## THE REQUEST
Write the records out again, precisely as they stand.

## Entries taken from a collection
= = = = =

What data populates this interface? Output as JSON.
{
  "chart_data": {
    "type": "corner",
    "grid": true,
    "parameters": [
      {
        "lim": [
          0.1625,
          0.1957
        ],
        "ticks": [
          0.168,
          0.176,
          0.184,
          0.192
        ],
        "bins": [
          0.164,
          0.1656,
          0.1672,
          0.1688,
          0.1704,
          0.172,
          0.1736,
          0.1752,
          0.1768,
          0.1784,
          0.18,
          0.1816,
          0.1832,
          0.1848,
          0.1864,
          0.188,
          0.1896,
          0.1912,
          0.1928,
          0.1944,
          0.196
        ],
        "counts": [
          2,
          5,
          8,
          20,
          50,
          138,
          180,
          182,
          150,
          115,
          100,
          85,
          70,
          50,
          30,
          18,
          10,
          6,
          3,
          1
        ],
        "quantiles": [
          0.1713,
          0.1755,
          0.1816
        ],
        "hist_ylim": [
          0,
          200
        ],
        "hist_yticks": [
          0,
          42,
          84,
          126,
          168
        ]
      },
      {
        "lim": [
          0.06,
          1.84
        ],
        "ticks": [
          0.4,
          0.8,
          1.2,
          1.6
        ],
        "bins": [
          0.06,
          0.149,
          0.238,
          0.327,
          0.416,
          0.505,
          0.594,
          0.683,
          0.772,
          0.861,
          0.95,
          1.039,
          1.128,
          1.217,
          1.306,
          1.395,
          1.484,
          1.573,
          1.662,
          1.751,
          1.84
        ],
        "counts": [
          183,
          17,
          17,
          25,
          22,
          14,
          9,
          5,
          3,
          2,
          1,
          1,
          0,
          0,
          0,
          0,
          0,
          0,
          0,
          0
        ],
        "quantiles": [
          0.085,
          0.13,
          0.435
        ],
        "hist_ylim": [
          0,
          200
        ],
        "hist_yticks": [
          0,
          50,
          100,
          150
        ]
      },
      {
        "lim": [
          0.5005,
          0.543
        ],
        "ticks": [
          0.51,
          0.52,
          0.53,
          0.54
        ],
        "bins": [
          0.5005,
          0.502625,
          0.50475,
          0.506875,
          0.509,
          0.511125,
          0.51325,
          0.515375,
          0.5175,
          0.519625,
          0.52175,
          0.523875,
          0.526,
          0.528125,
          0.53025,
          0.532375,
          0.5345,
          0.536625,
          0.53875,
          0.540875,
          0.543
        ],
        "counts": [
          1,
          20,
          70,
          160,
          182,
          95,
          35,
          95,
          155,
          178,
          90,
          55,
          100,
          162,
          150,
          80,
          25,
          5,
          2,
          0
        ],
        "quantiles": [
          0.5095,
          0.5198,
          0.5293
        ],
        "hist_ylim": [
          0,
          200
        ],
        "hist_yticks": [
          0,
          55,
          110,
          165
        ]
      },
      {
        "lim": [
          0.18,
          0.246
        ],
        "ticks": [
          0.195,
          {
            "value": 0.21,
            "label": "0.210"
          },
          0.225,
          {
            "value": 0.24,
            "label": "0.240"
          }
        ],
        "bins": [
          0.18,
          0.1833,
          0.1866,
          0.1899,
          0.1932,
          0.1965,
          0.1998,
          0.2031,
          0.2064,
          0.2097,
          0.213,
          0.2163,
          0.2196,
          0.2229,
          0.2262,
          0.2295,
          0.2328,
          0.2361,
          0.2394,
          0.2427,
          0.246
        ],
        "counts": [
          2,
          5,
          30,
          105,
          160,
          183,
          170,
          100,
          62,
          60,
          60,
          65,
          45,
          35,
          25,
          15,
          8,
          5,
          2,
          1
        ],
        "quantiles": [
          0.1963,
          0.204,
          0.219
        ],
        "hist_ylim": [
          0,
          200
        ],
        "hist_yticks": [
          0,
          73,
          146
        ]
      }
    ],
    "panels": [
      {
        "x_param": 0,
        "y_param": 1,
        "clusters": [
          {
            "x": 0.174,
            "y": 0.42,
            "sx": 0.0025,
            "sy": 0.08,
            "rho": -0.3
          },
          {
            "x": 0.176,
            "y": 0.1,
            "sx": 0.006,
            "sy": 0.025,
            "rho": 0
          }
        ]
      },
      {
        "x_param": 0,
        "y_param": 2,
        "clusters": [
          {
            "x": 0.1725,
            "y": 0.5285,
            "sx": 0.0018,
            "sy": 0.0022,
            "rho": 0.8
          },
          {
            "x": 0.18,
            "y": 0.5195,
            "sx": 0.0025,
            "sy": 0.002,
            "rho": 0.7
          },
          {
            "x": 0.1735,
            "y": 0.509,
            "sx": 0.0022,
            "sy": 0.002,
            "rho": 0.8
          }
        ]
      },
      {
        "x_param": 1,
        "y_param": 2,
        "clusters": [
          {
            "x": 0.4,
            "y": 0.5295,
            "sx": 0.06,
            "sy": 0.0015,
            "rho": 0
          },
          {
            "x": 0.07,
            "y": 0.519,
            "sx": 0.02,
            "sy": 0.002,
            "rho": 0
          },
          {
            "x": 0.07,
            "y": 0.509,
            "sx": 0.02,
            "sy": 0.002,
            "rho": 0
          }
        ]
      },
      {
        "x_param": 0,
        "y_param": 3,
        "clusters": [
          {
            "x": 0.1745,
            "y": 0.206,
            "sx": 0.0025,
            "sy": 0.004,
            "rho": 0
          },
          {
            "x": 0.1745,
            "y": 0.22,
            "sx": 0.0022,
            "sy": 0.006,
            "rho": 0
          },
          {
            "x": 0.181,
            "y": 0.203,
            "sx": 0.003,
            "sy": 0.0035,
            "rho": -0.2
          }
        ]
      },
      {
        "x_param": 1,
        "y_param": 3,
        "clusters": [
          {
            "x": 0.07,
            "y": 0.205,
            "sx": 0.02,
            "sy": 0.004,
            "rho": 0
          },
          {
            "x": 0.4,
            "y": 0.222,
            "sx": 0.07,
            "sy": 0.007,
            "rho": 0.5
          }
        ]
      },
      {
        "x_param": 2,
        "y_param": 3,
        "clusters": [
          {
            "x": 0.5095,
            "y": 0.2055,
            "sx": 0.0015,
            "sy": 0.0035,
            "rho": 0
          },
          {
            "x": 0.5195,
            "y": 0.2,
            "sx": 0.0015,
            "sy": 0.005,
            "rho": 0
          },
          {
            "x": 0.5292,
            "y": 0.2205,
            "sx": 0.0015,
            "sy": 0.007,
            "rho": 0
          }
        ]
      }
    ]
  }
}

= = = = =

## OUTPUT BELOW
What data populates this interface? Output as JSON.
{
  "chart_data": {
    "type": "corner",
    "grid": true,
    "parameters": [
      {
        "lim": [
          0.1625,
          0.1957
        ],
        "ticks": [
          0.168,
          0.176,
          0.184,
          0.192
        ],
        "bins": [
          0.164,
          0.1656,
          0.1672,
          0.1688,
          0.1704,
          0.172,
          0.1736,
          0.1752,
          0.1768,
          0.1784,
          0.18,
          0.1816,
          0.1832,
          0.1848,
          0.1864,
          0.188,
          0.1896,
          0.1912,
          0.1928,
          0.1944,
          0.196
        ],
        "counts": [
          2,
          5,
          8,
          20,
          50,
          138,
          180,
          182,
          150,
          115,
          100,
          85,
          70,
          50,
          30,
          18,
          10,
          6,
          3,
          1
        ],
        "quantiles": [
          0.1713,
          0.1755,
          0.1816
        ],
        "hist_ylim": [
          0,
          200
        ],
        "hist_yticks": [
          0,
          42,
          84,
          126,
          168
        ]
      },
      {
        "lim": [
          0.06,
          1.84
        ],
        "ticks": [
          0.4,
          0.8,
          1.2,
          1.6
        ],
        "bins": [
          0.06,
          0.149,
          0.238,
          0.327,
          0.416,
          0.505,
          0.594,
          0.683,
          0.772,
          0.861,
          0.95,
          1.039,
          1.128,
          1.217,
          1.306,
          1.395,
          1.484,
          1.573,
          1.662,
          1.751,
          1.84
        ],
        "counts": [
          183,
          17,
          17,
          25,
          22,
          14,
          9,
          5,
          3,
          2,
          1,
          1,
          0,
          0,
          0,
          0,
          0,
          0,
          0,
          0
        ],
        "quantiles": [
          0.085,
          0.13,
          0.435
        ],
        "hist_ylim": [
          0,
          200
        ],
        "hist_yticks": [
          0,
          50,
          100,
          150
        ]
      },
      {
        "lim": [
          0.5005,
          0.543
        ],
        "ticks": [
          0.51,
          0.52,
          0.53,
          0.54
        ],
        "bins": [
          0.5005,
          0.502625,
          0.50475,
          0.506875,
          0.509,
          0.511125,
          0.51325,
          0.515375,
          0.5175,
          0.519625,
          0.52175,
          0.523875,
          0.526,
          0.528125,
          0.53025,
          0.532375,
          0.5345,
          0.536625,
          0.53875,
          0.540875,
          0.543
        ],
        "counts": [
          1,
          20,
          70,
          160,
          182,
          95,
          35,
          95,
          155,
          178,
          90,
          55,
          100,
          162,
          150,
          80,
          25,
          5,
          2,
          0
        ],
        "quantiles": [
          0.5095,
          0.5198,
          0.5293
        ],
        "hist_ylim": [
          0,
          200
        ],
        "hist_yticks": [
          0,
          55,
          110,
          165
        ]
      },
      {
        "lim": [
          0.18,
          0.246
        ],
        "ticks": [
          0.195,
          {
            "value": 0.21,
            "label": "0.210"
          },
          0.225,
          {
            "value": 0.24,
            "label": "0.240"
          }
        ],
        "bins": [
          0.18,
          0.1833,
          0.1866,
          0.1899,
          0.1932,
          0.1965,
          0.1998,
          0.2031,
          0.2064,
          0.2097,
          0.213,
          0.2163,
          0.2196,
          0.2229,
          0.2262,
          0.2295,
          0.2328,
          0.2361,
          0.2394,
          0.2427,
          0.246
        ],
        "counts": [
          2,
          5,
          30,
          105,
          160,
          183,
          170,
          100,
          62,
          60,
          60,
          65,
          45,
          35,
          25,
          15,
          8,
          5,
          2,
          1
        ],
        "quantiles": [
          0.1963,
          0.204,
          0.219
        ],
        "hist_ylim": [
          0,
          200
        ],
        "hist_yticks": [
          0,
          73,
          146
        ]
      }
    ],
    "panels": [
      {
        "x_param": 0,
        "y_param": 1,
        "clusters": [
          {
            "x": 0.174,
            "y": 0.42,
            "sx": 0.0025,
            "sy": 0.08,
            "rho": -0.3
          },
          {
            "x": 0.176,
            "y": 0.1,
            "sx": 0.006,
            "sy": 0.025,
            "rho": 0
          }
        ]
      },
      {
        "x_param": 0,
        "y_param": 2,
        "clusters": [
          {
            "x": 0.1725,
            "y": 0.5285,
            "sx": 0.0018,
            "sy": 0.0022,
            "rho": 0.8
          },
          {
            "x": 0.18,
            "y": 0.5195,
            "sx": 0.0025,
            "sy": 0.002,
            "rho": 0.7
          },
          {
            "x": 0.1735,
            "y": 0.509,
            "sx": 0.0022,
            "sy": 0.002,
            "rho": 0.8
          }
        ]
      },
      {
        "x_param": 1,
        "y_param": 2,
        "clusters": [
          {
            "x": 0.4,
            "y": 0.5295,
            "sx": 0.06,
            "sy": 0.0015,
            "rho": 0
          },
          {
            "x": 0.07,
            "y": 0.519,
            "sx": 0.02,
            "sy": 0.002,
            "rho": 0
          },
          {
            "x": 0.07,
            "y": 0.509,
            "sx": 0.02,
            "sy": 0.002,
            "rho": 0
          }
        ]
      },
      {
        "x_param": 0,
        "y_param": 3,
        "clusters": [
          {
            "x": 0.1745,
            "y": 0.206,
            "sx": 0.0025,
            "sy": 0.004,
            "rho": 0
          },
          {
            "x": 0.1745,
            "y": 0.22,
            "sx": 0.0022,
            "sy": 0.006,
            "rho": 0
          },
          {
            "x": 0.181,
            "y": 0.203,
            "sx": 0.003,
            "sy": 0.0035,
            "rho": -0.2
          }
        ]
      },
      {
        "x_param": 1,
        "y_param": 3,
        "clusters": [
          {
            "x": 0.07,
            "y": 0.205,
            "sx": 0.02,
            "sy": 0.004,
            "rho": 0
          },
          {
            "x": 0.4,
            "y": 0.222,
            "sx": 0.07,
            "sy": 0.007,
            "rho": 0.5
          }
        ]
      },
      {
        "x_param": 2,
        "y_param": 3,
        "clusters": [
          {
            "x": 0.5095,
            "y": 0.2055,
            "sx": 0.0015,
            "sy": 0.0035,
            "rho": 0
          },
          {
            "x": 0.5195,
            "y": 0.2,
            "sx": 0.0015,
            "sy": 0.005,
            "rho": 0
          },
          {
            "x": 0.5292,
            "y": 0.2205,
            "sx": 0.0015,
            "sy": 0.007,
            "rho": 0
          }
        ]
      }
    ]
  }
}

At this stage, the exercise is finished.